■ **EXCERPTED RECORDS**:
-------------------------

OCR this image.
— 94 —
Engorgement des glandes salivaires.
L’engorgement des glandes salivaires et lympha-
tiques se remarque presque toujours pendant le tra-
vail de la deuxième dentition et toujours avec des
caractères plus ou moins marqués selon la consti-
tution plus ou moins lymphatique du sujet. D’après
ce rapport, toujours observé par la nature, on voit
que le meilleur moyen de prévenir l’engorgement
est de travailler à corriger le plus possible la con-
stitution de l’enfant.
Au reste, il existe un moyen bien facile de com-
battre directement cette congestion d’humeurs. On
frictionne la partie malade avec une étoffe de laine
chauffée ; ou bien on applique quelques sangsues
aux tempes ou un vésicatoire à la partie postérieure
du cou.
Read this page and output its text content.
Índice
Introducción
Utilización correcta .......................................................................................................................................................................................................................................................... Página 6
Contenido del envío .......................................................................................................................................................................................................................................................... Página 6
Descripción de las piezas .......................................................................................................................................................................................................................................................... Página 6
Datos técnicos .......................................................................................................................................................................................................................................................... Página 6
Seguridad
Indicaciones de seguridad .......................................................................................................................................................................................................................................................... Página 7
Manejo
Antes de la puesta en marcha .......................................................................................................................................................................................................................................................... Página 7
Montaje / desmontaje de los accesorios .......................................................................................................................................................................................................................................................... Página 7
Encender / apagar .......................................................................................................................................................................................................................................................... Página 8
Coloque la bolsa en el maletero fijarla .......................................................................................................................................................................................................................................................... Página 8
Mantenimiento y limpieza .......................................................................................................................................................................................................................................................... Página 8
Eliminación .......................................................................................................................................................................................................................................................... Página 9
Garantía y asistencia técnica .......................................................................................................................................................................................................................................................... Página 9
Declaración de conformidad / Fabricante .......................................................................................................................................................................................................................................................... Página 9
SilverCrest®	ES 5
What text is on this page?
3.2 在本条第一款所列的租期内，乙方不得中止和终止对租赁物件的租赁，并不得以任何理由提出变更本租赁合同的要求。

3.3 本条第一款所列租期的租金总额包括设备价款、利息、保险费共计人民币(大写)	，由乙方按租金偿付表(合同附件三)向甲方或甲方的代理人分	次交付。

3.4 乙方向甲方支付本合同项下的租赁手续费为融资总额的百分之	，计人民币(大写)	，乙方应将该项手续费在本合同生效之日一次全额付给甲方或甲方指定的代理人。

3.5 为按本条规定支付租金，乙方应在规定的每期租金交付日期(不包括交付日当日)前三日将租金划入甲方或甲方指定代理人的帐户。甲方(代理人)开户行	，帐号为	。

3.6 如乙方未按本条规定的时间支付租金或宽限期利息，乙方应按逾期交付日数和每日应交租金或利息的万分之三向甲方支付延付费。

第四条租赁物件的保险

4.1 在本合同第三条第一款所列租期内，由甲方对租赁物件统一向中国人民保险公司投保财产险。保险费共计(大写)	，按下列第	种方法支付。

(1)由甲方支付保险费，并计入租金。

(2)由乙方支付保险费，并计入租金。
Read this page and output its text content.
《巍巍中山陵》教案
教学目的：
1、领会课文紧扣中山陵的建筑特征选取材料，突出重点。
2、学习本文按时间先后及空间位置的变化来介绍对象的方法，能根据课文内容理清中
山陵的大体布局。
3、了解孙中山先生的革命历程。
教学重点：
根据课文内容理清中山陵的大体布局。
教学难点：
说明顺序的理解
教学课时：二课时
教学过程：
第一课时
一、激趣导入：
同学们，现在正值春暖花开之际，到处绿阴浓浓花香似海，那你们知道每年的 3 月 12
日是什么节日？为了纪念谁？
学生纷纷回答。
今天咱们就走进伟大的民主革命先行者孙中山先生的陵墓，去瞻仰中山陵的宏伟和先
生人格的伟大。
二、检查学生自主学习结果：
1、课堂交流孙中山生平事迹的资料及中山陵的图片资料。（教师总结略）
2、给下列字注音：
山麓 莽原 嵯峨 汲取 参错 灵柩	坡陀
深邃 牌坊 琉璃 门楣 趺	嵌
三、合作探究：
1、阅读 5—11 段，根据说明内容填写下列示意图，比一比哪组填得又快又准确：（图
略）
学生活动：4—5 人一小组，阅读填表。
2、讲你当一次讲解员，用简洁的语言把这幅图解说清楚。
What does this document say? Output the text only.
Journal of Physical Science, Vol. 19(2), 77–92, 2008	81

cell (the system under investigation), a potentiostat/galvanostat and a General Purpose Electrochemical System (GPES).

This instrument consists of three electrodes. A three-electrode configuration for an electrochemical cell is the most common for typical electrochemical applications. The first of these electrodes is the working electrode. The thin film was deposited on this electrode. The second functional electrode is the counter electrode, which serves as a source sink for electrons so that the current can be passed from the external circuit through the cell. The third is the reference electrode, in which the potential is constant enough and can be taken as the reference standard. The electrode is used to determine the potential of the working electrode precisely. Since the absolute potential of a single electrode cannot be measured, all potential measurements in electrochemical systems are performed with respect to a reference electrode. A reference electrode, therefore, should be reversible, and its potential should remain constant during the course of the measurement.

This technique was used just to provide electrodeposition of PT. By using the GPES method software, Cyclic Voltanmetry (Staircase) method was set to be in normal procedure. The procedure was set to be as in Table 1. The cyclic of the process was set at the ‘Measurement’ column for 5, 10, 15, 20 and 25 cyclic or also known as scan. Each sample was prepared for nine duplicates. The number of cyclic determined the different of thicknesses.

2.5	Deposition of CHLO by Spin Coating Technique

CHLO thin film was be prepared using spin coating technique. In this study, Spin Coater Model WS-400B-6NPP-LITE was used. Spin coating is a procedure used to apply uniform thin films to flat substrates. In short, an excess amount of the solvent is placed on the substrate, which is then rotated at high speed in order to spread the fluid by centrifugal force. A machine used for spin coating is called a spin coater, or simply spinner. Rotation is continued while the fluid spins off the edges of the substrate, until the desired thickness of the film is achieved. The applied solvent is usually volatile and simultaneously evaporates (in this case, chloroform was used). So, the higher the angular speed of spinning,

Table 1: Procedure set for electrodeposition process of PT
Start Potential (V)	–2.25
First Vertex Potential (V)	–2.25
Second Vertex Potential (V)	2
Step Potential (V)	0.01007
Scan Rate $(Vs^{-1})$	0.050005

-------------------------

■ **TASK INSTRUCTIONS**: Reproduce each line of the material above precisely.

■ **ANSWER TO THE PROBLEM**:
OCR this image.
— 94 —
Engorgement des glandes salivaires.
L’engorgement des glandes salivaires et lympha-
tiques se remarque presque toujours pendant le tra-
vail de la deuxième dentition et toujours avec des
caractères plus ou moins marqués selon la consti-
tution plus ou moins lymphatique du sujet. D’après
ce rapport, toujours observé par la nature, on voit
que le meilleur moyen de prévenir l’engorgement
est de travailler à corriger le plus possible la con-
stitution de l’enfant.
Au reste, il existe un moyen bien facile de com-
battre directement cette congestion d’humeurs. On
frictionne la partie malade avec une étoffe de laine
chauffée ; ou bien on applique quelques sangsues
aux tempes ou un vésicatoire à la partie postérieure
du cou.
Read this page and output its text content.
Índice
Introducción
Utilización correcta .......................................................................................................................................................................................................................................................... Página 6
Contenido del envío .......................................................................................................................................................................................................................................................... Página 6
Descripción de las piezas .......................................................................................................................................................................................................................................................... Página 6
Datos técnicos .......................................................................................................................................................................................................................................................... Página 6
Seguridad
Indicaciones de seguridad .......................................................................................................................................................................................................................................................... Página 7
Manejo
Antes de la puesta en marcha .......................................................................................................................................................................................................................................................... Página 7
Montaje / desmontaje de los accesorios .......................................................................................................................................................................................................................................................... Página 7
Encender / apagar .......................................................................................................................................................................................................................................................... Página 8
Coloque la bolsa en el maletero fijarla .......................................................................................................................................................................................................................................................... Página 8
Mantenimiento y limpieza .......................................................................................................................................................................................................................................................... Página 8
Eliminación .......................................................................................................................................................................................................................................................... Página 9
Garantía y asistencia técnica .......................................................................................................................................................................................................................................................... Página 9
Declaración de conformidad / Fabricante .......................................................................................................................................................................................................................................................... Página 9
SilverCrest®	ES 5
What text is on this page?
3.2 在本条第一款所列的租期内，乙方不得中止和终止对租赁物件的租赁，并不得以任何理由提出变更本租赁合同的要求。

3.3 本条第一款所列租期的租金总额包括设备价款、利息、保险费共计人民币(大写)	，由乙方按租金偿付表(合同附件三)向甲方或甲方的代理人分	次交付。

3.4 乙方向甲方支付本合同项下的租赁手续费为融资总额的百分之	，计人民币(大写)	，乙方应将该项手续费在本合同生效之日一次全额付给甲方或甲方指定的代理人。

3.5 为按本条规定支付租金，乙方应在规定的每期租金交付日期(不包括交付日当日)前三日将租金划入甲方或甲方指定代理人的帐户。甲方(代理人)开户行	，帐号为	。

3.6 如乙方未按本条规定的时间支付租金或宽限期利息，乙方应按逾期交付日数和每日应交租金或利息的万分之三向甲方支付延付费。

第四条租赁物件的保险

4.1 在本合同第三条第一款所列租期内，由甲方对租赁物件统一向中国人民保险公司投保财产险。保险费共计(大写)	，按下列第	种方法支付。

(1)由甲方支付保险费，并计入租金。

(2)由乙方支付保险费，并计入租金。
Read this page and output its text content.
《巍巍中山陵》教案
教学目的：
1、领会课文紧扣中山陵的建筑特征选取材料，突出重点。
2、学习本文按时间先后及空间位置的变化来介绍对象的方法，能根据课文内容理清中
山陵的大体布局。
3、了解孙中山先生的革命历程。
教学重点：
根据课文内容理清中山陵的大体布局。
教学难点：
说明顺序的理解
教学课时：二课时
教学过程：
第一课时
一、激趣导入：
同学们，现在正值春暖花开之际，到处绿阴浓浓花香似海，那你们知道每年的 3 月 12
日是什么节日？为了纪念谁？
学生纷纷回答。
今天咱们就走进伟大的民主革命先行者孙中山先生的陵墓，去瞻仰中山陵的宏伟和先
生人格的伟大。
二、检查学生自主学习结果：
1、课堂交流孙中山生平事迹的资料及中山陵的图片资料。（教师总结略）
2、给下列字注音：
山麓 莽原 嵯峨 汲取 参错 灵柩	坡陀
深邃 牌坊 琉璃 门楣 趺	嵌
三、合作探究：
1、阅读 5—11 段，根据说明内容填写下列示意图，比一比哪组填得又快又准确：（图
略）
学生活动：4—5 人一小组，阅读填表。
2、讲你当一次讲解员，用简洁的语言把这幅图解说清楚。
What does this document say? Output the text only.
Journal of Physical Science, Vol. 19(2), 77–92, 2008	81

cell (the system under investigation), a potentiostat/galvanostat and a General Purpose Electrochemical System (GPES).

This instrument consists of three electrodes. A three-electrode configuration for an electrochemical cell is the most common for typical electrochemical applications. The first of these electrodes is the working electrode. The thin film was deposited on this electrode. The second functional electrode is the counter electrode, which serves as a source sink for electrons so that the current can be passed from the external circuit through the cell. The third is the reference electrode, in which the potential is constant enough and can be taken as the reference standard. The electrode is used to determine the potential of the working electrode precisely. Since the absolute potential of a single electrode cannot be measured, all potential measurements in electrochemical systems are performed with respect to a reference electrode. A reference electrode, therefore, should be reversible, and its potential should remain constant during the course of the measurement.

This technique was used just to provide electrodeposition of PT. By using the GPES method software, Cyclic Voltanmetry (Staircase) method was set to be in normal procedure. The procedure was set to be as in Table 1. The cyclic of the process was set at the ‘Measurement’ column for 5, 10, 15, 20 and 25 cyclic or also known as scan. Each sample was prepared for nine duplicates. The number of cyclic determined the different of thicknesses.

2.5	Deposition of CHLO by Spin Coating Technique

CHLO thin film was be prepared using spin coating technique. In this study, Spin Coater Model WS-400B-6NPP-LITE was used. Spin coating is a procedure used to apply uniform thin films to flat substrates. In short, an excess amount of the solvent is placed on the substrate, which is then rotated at high speed in order to spread the fluid by centrifugal force. A machine used for spin coating is called a spin coater, or simply spinner. Rotation is continued while the fluid spins off the edges of the substrate, until the desired thickness of the film is achieved. The applied solvent is usually volatile and simultaneously evaporates (in this case, chloroform was used). So, the higher the angular speed of spinning,

Table 1: Procedure set for electrodeposition process of PT
Start Potential (V)	–2.25
First Vertex Potential (V)	–2.25
Second Vertex Potential (V)	2
Step Potential (V)	0.01007
Scan Rate $(Vs^{-1})$	0.050005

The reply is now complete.